> **What this task involves**
Count how many lines contain "content" and reply with that number only.

> **Data section**
## start

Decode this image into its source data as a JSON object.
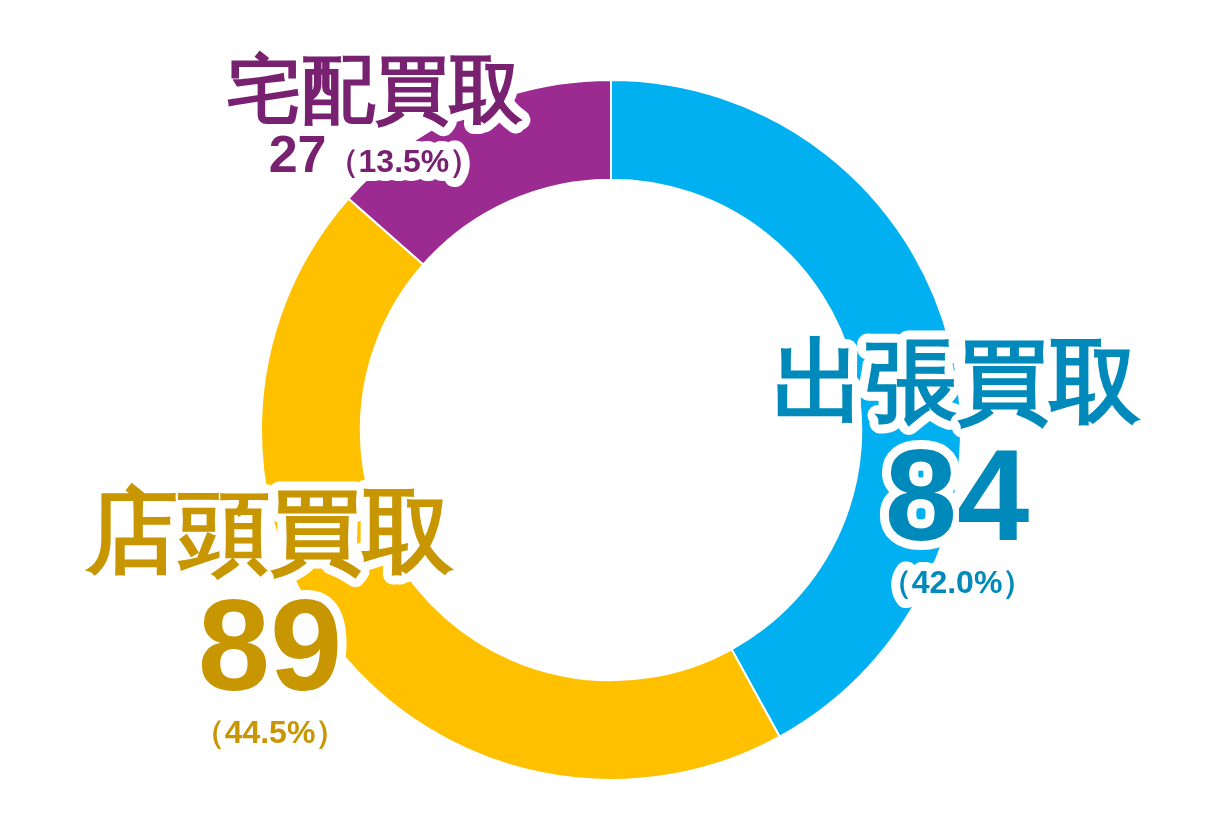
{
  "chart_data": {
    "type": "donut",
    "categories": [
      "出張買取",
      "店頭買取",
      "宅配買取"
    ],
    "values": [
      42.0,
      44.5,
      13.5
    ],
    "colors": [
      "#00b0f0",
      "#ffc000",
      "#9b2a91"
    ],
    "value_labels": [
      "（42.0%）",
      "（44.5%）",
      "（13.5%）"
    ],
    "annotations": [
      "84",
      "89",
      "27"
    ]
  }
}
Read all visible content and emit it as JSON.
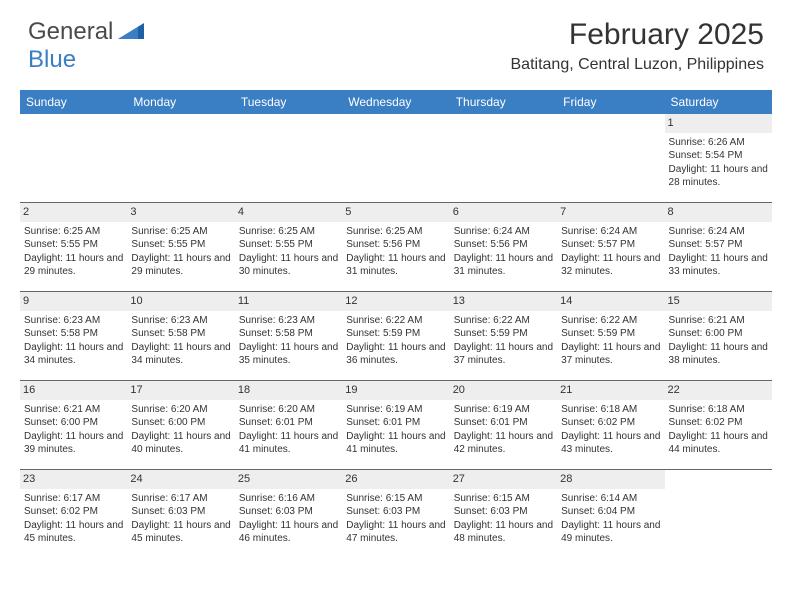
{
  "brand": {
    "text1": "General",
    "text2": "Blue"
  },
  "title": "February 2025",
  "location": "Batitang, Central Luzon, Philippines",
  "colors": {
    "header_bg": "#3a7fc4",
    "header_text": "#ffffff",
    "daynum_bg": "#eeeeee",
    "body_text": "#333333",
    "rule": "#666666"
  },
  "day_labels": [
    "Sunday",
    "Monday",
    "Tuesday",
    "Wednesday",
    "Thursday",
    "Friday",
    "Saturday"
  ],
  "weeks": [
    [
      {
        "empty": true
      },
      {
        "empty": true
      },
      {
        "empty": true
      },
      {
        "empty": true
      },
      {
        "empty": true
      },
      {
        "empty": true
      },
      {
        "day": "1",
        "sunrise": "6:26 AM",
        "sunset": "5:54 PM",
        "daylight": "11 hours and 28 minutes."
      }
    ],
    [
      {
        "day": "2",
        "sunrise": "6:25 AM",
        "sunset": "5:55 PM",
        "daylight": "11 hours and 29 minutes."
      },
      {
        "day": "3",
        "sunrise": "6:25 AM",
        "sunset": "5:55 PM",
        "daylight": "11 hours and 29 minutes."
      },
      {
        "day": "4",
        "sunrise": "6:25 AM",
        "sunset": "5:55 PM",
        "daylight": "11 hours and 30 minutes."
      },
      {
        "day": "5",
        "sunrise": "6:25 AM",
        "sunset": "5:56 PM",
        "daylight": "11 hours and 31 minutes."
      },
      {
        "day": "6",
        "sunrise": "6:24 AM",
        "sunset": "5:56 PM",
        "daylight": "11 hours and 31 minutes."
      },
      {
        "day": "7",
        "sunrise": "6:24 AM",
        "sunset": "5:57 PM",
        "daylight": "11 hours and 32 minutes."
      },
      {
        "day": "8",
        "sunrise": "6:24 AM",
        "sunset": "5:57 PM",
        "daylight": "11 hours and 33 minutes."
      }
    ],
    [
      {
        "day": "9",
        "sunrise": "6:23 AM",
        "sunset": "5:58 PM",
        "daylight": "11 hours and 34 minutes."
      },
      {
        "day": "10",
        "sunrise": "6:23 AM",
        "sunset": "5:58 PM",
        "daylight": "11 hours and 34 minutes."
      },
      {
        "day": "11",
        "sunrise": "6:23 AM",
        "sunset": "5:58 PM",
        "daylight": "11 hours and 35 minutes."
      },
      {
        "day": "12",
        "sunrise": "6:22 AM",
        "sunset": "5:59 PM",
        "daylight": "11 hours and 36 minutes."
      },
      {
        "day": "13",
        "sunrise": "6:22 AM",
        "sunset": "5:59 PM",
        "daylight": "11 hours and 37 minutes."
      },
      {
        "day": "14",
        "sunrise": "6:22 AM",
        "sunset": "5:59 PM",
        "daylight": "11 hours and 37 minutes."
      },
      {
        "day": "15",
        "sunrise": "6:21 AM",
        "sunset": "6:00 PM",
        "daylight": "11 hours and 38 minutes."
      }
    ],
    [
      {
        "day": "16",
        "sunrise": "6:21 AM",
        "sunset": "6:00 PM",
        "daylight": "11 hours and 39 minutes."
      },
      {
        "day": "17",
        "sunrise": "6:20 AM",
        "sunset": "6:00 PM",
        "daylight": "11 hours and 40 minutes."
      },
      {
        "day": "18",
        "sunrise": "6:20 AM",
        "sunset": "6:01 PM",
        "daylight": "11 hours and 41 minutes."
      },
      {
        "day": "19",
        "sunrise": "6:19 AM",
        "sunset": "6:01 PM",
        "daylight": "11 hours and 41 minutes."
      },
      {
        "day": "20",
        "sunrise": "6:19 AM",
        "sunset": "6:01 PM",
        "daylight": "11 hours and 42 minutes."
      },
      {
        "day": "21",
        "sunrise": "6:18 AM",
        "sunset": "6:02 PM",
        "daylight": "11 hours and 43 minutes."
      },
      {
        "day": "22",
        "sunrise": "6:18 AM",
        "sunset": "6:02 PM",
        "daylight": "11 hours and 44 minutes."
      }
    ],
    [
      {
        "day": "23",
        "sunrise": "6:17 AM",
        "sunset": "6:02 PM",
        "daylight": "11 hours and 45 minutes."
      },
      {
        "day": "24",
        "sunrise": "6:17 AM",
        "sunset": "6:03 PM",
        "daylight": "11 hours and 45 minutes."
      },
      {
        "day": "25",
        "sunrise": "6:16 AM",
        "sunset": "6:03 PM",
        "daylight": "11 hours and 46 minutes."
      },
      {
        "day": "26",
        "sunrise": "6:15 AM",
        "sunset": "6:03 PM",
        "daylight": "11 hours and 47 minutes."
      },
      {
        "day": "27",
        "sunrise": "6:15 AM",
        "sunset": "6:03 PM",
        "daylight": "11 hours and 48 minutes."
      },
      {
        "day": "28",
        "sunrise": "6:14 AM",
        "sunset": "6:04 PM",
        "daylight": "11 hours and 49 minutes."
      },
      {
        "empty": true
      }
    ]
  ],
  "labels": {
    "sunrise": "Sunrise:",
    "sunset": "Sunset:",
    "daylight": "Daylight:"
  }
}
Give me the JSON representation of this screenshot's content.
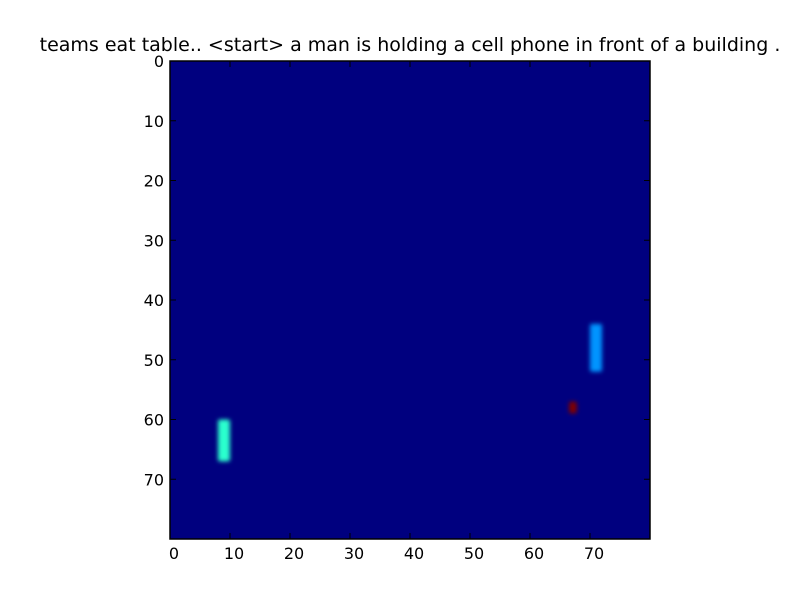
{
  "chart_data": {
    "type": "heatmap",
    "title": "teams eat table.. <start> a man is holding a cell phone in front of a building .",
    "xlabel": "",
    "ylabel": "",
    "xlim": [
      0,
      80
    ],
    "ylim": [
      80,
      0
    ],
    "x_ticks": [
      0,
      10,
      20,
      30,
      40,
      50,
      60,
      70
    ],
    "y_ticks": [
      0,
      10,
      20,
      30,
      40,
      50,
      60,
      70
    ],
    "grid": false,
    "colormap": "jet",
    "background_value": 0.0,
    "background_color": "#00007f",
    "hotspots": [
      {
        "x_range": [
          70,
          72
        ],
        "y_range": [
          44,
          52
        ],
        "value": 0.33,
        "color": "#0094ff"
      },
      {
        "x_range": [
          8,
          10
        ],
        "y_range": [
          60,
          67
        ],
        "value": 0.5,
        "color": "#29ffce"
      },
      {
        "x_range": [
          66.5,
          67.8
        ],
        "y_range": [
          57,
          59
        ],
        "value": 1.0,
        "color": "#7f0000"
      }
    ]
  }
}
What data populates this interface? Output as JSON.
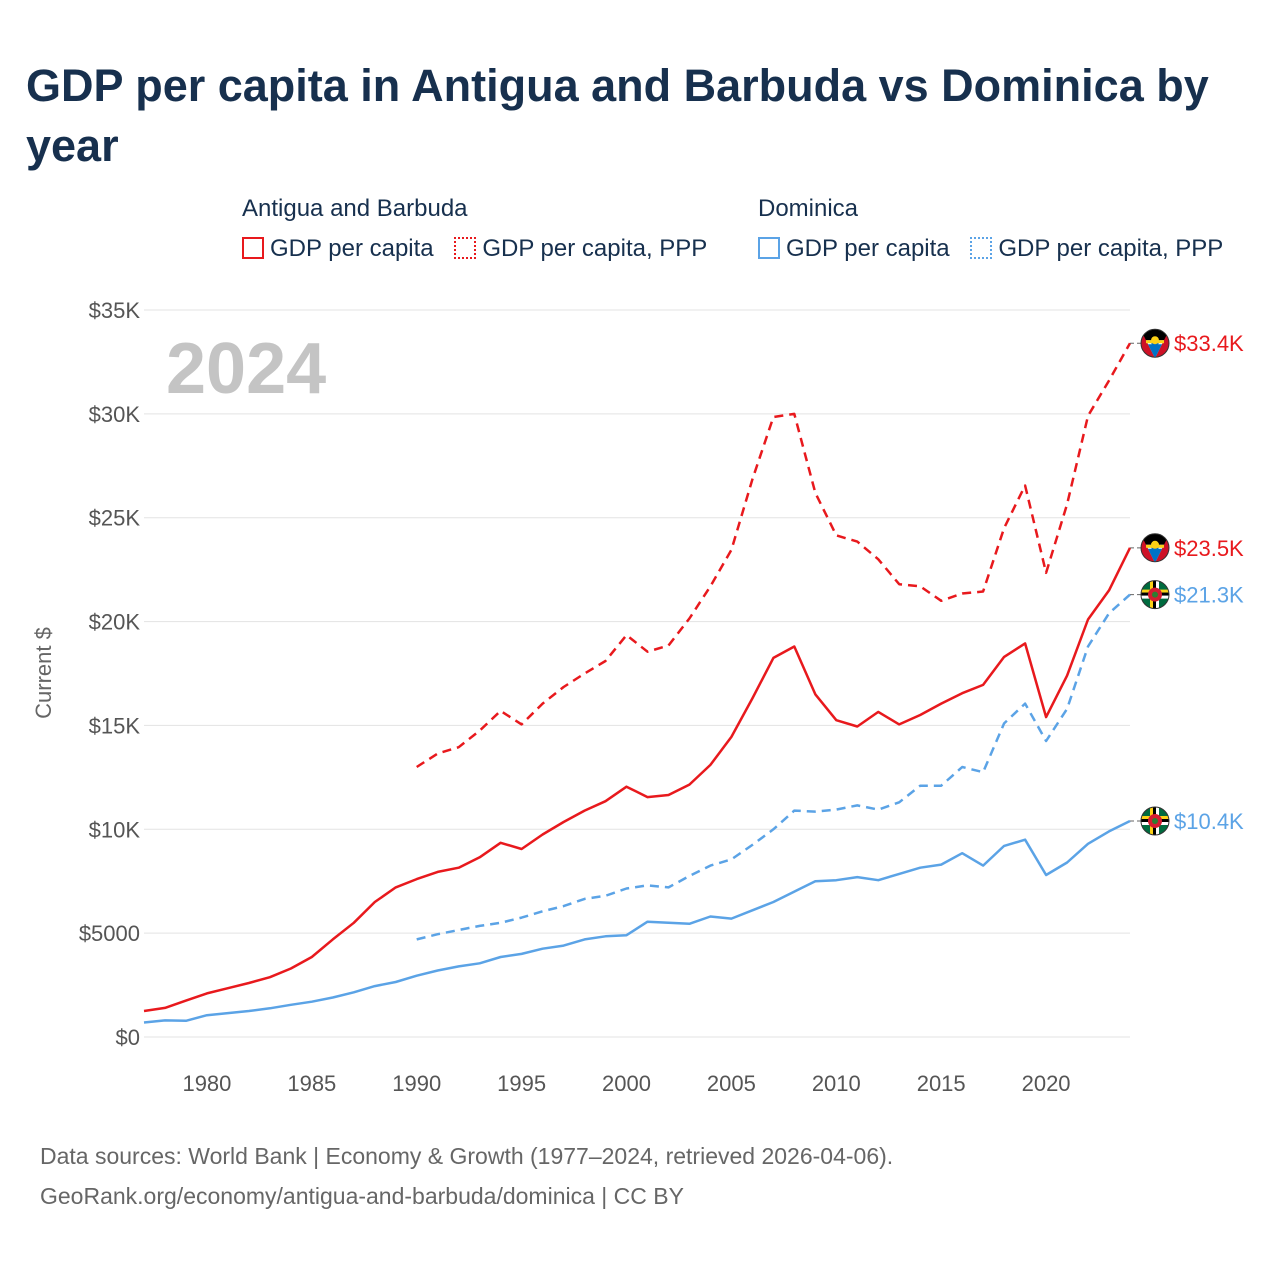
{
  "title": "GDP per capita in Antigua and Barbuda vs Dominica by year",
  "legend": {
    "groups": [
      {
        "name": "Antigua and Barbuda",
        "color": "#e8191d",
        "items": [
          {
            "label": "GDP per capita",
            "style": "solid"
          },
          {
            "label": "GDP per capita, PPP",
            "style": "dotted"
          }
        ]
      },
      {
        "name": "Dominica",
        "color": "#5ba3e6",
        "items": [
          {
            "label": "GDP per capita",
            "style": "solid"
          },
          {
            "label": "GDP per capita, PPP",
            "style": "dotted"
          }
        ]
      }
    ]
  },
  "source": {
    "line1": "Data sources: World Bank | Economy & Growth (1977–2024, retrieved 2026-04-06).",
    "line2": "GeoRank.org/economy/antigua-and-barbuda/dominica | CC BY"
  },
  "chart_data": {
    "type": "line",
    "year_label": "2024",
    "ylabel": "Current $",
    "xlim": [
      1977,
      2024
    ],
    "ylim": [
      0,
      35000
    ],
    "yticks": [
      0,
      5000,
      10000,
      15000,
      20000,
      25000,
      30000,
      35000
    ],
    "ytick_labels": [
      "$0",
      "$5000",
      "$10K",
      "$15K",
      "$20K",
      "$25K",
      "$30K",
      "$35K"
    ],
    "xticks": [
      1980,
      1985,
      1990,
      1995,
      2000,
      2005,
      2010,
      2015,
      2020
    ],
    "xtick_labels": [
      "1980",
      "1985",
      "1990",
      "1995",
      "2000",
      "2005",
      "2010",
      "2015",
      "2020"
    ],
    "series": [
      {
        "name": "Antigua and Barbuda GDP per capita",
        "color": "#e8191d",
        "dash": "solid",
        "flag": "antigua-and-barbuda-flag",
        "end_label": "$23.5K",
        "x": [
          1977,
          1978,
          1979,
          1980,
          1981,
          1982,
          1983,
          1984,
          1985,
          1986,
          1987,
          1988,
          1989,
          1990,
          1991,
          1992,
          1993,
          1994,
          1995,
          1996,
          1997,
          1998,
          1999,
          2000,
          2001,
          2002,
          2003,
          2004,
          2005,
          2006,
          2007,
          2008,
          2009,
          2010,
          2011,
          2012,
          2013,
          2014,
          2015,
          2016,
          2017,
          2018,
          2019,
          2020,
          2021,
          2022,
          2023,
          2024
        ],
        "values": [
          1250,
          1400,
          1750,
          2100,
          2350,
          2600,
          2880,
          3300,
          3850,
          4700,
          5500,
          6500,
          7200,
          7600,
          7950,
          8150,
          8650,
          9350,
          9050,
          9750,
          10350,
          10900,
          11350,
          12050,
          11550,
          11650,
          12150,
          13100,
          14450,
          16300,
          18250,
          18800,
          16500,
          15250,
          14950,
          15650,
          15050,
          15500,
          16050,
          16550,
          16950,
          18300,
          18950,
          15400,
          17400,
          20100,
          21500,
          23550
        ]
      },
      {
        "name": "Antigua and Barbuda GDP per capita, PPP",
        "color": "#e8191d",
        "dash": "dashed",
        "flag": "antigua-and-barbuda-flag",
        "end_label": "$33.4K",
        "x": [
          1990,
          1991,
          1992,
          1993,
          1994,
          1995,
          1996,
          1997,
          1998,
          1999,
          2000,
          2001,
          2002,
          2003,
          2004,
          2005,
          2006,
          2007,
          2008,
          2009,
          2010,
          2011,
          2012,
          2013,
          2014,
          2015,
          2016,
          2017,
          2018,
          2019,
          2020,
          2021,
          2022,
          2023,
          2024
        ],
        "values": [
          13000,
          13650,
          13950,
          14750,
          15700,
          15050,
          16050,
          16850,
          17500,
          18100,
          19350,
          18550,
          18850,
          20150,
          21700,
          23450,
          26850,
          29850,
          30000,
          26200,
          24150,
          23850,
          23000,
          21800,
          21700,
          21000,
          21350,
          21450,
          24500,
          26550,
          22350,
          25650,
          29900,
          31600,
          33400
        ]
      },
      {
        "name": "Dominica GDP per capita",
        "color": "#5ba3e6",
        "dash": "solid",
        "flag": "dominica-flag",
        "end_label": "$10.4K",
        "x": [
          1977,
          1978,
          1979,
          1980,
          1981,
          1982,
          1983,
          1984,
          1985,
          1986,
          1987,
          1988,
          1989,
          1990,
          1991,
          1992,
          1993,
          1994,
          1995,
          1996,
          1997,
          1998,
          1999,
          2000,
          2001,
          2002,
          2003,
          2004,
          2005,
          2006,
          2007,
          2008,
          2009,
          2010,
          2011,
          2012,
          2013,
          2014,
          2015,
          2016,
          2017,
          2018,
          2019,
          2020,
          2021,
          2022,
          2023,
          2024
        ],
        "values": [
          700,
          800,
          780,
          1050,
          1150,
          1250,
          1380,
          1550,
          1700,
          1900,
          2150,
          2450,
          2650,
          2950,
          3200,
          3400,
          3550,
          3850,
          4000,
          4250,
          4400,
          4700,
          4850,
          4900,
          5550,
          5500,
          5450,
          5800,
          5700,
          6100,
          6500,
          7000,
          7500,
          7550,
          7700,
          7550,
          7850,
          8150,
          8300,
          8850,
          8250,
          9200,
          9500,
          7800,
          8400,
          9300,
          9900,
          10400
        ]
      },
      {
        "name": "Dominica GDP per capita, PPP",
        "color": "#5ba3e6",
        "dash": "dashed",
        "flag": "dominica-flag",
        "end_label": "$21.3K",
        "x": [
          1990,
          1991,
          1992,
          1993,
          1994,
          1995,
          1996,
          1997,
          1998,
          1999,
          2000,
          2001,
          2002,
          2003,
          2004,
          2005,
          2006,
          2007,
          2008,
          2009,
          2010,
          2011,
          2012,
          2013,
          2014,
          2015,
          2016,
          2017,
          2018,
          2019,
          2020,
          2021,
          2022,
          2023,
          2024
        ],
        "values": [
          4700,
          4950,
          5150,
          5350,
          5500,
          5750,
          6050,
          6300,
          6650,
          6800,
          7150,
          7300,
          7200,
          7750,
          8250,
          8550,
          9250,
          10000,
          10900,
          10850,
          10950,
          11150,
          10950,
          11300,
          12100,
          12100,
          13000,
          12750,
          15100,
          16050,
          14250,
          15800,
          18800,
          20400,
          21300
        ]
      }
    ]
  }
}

## end

> **Full solution**
2